• [Exercise brief]
Output the material word for word. Leave each picture out.

━━━━━━━━

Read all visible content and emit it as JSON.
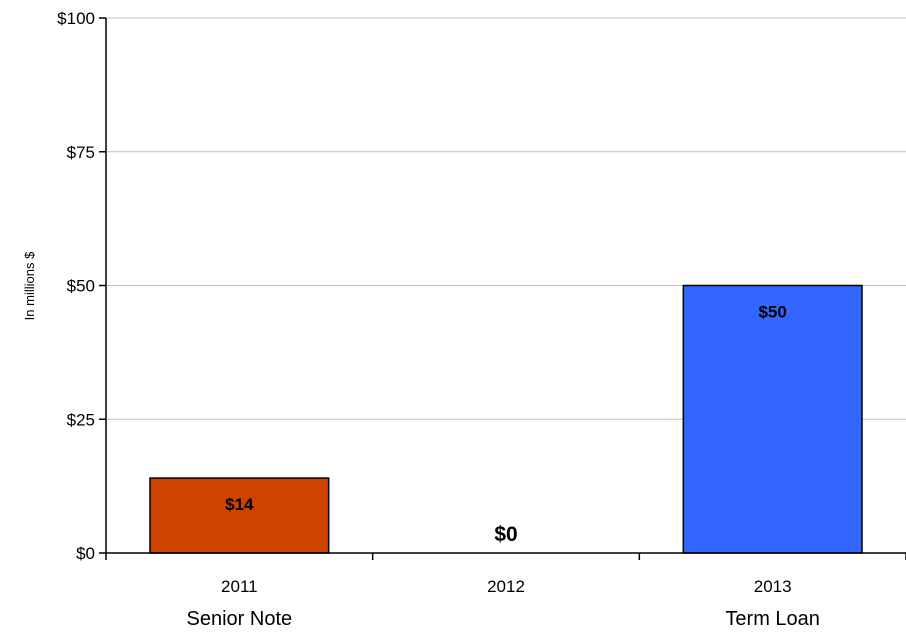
{
  "chart_data": {
    "type": "bar",
    "categories": [
      "2011",
      "2012",
      "2013"
    ],
    "subcategories": [
      "Senior Note",
      "",
      "Term Loan"
    ],
    "values": [
      14,
      0,
      50
    ],
    "data_labels": [
      "$14",
      "$0",
      "$50"
    ],
    "bar_colors": [
      "#CC4400",
      "#CC4400",
      "#3366FF"
    ],
    "title": "",
    "xlabel": "",
    "ylabel": "In millions $",
    "ylim": [
      0,
      100
    ],
    "yticks": [
      0,
      25,
      50,
      75,
      100
    ],
    "ytick_labels": [
      "$0",
      "$25",
      "$50",
      "$75",
      "$100"
    ],
    "grid": true,
    "legend": "none"
  }
}
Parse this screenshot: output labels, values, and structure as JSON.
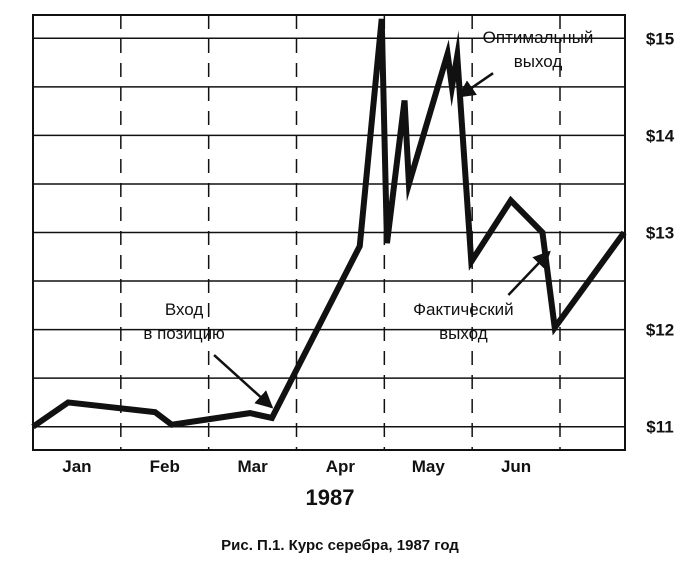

━━━━━━━━

• [Completed exercise]
Read all visible content and emit it as JSON.
{
  "chart_data": {
    "type": "bar",
    "categories": [
      "2011",
      "2012",
      "2013"
    ],
    "subcategories": [
      "Senior Note",
      "",
      "Term Loan"
    ],
    "values": [
      14,
      0,
      50
    ],
    "data_labels": [
      "$14",
      "$0",
      "$50"
    ],
    "bar_colors": [
      "#CC4400",
      "#CC4400",
      "#3366FF"
    ],
    "title": "",
    "xlabel": "",
    "ylabel": "In millions $",
    "ylim": [
      0,
      100
    ],
    "yticks": [
      0,
      25,
      50,
      75,
      100
    ],
    "ytick_labels": [
      "$0",
      "$25",
      "$50",
      "$75",
      "$100"
    ],
    "grid": true,
    "legend": "none"
  }
}
Parse this screenshot: output labels, values, and structure as JSON.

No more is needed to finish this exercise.